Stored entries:
□ □ □ □ □ □ □
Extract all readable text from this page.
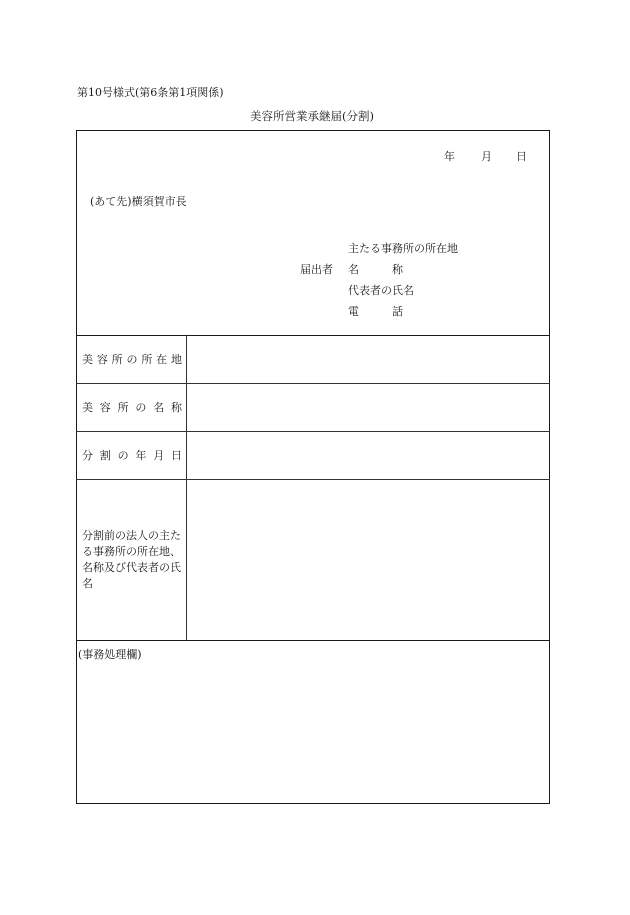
第10号様式(第6条第1項関係)
美容所営業承継届(分割)
年 月 日
(あて先)横須賀市長
届出者
主たる事務所の所在地
名　　　称
代表者の氏名
電　　　話
美容所の所在地
美容所の名称
分割の年月日
分割前の法人の主たる事務所の所在地、名称及び代表者の氏名
(事務処理欄)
□ □ □ □ □ □ □
§ **Written instruction**
Write the full listing out again with every line unchanged, but include no pictures.

§ **Task result**
Extract all readable text from this page.
第10号様式(第6条第1項関係)
美容所営業承継届(分割)
年 月 日
(あて先)横須賀市長
届出者
主たる事務所の所在地
名　　　称
代表者の氏名
電　　　話
美容所の所在地
美容所の名称
分割の年月日
分割前の法人の主たる事務所の所在地、名称及び代表者の氏名
(事務処理欄)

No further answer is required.